Problem description: Set out every line bearing the string "ylabel".

---+---

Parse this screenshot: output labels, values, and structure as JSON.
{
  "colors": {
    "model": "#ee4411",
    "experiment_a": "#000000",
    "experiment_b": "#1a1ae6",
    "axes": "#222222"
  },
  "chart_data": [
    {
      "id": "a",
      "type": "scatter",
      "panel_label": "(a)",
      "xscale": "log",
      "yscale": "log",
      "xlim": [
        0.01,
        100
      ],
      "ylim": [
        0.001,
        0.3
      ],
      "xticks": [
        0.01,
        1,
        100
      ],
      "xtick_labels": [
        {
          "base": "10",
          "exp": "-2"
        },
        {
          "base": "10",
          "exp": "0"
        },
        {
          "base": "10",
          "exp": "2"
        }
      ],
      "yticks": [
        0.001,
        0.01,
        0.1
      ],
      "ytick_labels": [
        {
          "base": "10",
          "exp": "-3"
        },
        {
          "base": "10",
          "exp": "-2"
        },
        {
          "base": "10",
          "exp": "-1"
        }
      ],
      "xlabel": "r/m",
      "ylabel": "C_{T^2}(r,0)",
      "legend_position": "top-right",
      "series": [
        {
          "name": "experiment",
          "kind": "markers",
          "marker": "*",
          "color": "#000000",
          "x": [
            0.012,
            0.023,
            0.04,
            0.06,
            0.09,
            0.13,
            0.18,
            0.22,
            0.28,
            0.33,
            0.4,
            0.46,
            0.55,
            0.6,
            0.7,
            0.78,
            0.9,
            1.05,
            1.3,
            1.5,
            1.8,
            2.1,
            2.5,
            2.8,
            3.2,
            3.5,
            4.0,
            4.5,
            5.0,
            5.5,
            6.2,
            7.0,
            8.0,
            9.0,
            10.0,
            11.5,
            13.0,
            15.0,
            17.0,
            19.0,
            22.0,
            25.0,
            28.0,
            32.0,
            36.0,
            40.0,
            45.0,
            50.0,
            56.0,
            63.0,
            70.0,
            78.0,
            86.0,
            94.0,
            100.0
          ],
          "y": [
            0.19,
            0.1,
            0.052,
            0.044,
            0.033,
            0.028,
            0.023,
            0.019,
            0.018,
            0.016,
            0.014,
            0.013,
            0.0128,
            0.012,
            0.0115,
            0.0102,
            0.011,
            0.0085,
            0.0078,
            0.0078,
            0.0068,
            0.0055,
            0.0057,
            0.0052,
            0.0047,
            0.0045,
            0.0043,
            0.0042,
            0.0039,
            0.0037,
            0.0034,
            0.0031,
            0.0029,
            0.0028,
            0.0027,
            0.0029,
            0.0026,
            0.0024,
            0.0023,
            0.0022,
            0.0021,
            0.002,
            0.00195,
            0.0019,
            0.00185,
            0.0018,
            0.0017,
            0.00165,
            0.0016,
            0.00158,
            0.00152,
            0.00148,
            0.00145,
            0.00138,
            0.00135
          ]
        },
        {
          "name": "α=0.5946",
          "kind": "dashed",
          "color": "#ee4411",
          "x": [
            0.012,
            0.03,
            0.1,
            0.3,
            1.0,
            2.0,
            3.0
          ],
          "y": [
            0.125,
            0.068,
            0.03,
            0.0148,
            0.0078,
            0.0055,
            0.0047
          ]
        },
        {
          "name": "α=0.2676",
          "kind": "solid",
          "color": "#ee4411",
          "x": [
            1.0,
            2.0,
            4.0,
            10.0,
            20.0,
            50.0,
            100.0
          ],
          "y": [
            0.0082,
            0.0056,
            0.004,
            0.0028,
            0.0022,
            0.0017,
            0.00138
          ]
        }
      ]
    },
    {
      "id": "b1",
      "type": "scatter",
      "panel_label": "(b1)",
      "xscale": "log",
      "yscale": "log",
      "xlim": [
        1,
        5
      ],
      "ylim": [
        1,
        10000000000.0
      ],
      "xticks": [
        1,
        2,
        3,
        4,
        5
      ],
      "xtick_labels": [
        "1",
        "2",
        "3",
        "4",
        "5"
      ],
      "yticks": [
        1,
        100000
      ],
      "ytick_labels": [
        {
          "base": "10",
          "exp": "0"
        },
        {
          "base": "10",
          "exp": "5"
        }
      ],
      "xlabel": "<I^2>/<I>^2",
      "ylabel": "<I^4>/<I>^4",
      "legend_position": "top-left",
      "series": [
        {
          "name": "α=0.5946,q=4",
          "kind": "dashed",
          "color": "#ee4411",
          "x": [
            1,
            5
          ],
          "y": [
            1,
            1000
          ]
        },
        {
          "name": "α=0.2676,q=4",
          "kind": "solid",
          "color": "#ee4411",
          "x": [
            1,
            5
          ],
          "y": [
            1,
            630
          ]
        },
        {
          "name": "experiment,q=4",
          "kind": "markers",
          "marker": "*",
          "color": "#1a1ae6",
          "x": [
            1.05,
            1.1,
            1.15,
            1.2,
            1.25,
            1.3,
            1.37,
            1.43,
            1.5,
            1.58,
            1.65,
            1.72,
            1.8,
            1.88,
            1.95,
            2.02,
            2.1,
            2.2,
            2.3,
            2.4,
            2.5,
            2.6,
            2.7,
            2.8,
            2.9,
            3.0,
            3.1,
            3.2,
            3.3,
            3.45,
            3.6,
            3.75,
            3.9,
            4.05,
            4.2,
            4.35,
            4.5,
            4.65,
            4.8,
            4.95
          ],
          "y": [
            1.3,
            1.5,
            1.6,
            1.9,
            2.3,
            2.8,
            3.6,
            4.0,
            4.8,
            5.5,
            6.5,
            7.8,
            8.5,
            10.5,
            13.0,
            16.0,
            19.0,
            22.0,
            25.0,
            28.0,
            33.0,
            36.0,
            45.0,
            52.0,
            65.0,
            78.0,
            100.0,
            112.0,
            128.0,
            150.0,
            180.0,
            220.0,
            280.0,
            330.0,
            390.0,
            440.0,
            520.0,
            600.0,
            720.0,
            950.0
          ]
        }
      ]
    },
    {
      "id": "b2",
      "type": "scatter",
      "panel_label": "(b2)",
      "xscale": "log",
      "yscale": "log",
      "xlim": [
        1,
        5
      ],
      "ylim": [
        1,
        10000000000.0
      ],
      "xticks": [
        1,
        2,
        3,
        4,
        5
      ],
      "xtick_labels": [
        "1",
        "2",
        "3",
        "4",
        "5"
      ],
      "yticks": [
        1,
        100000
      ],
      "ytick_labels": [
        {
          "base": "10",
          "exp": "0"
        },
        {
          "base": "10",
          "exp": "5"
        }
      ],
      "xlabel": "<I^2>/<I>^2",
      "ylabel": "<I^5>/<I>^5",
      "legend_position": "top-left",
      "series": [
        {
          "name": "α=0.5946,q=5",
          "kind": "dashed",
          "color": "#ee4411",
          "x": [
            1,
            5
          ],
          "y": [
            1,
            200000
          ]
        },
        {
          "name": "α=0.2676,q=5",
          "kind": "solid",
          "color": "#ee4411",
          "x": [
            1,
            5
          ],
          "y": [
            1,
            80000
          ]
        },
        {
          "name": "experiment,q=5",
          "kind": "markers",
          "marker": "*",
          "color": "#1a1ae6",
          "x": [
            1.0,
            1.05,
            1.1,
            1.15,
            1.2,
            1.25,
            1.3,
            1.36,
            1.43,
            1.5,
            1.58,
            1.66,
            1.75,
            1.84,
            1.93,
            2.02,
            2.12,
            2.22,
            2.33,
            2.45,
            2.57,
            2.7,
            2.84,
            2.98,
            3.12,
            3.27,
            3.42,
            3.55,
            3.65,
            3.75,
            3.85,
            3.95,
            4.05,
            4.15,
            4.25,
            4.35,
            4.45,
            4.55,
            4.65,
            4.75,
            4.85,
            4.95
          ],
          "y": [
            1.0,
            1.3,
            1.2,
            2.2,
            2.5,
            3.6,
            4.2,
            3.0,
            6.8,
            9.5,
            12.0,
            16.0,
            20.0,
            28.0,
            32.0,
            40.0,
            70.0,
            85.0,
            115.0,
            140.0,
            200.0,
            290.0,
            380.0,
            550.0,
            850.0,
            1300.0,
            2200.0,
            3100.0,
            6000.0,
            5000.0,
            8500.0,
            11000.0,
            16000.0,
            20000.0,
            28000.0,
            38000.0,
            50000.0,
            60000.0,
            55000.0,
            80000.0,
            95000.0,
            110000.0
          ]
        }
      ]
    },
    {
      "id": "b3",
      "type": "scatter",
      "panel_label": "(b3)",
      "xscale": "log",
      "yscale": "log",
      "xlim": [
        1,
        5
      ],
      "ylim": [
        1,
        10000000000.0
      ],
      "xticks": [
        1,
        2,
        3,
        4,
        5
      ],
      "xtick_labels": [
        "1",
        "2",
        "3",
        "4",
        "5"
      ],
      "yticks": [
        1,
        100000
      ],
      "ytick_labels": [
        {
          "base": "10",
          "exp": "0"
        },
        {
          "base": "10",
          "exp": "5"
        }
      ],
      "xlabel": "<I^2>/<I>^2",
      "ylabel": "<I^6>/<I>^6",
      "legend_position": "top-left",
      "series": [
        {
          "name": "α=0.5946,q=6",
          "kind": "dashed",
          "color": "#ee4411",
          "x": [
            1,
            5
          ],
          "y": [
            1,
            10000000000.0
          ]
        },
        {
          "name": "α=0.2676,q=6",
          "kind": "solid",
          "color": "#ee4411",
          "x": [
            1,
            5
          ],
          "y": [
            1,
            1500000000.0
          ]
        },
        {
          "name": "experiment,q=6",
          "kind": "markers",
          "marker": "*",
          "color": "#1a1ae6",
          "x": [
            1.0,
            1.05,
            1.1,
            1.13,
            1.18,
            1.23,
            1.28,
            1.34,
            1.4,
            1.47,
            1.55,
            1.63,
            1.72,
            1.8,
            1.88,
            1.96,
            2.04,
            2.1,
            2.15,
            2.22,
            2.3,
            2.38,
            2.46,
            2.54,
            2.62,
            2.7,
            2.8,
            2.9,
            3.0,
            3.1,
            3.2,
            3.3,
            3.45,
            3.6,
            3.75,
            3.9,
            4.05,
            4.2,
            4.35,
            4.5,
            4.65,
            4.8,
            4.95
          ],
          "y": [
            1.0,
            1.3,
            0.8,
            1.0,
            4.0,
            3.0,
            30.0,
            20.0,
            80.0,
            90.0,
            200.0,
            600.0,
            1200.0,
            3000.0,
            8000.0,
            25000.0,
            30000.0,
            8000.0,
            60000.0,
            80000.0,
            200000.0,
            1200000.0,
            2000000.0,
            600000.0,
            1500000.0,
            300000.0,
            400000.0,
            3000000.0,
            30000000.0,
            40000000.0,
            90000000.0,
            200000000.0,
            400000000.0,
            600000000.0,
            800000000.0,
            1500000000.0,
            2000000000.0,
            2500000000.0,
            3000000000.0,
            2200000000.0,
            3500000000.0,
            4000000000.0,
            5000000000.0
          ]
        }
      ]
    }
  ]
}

---+---

Exercise answer:
      "ylabel": "C_{T^2}(r,0)",
      "ylabel": "<I^4>/<I>^4",
      "ylabel": "<I^5>/<I>^5",
      "ylabel": "<I^6>/<I>^6",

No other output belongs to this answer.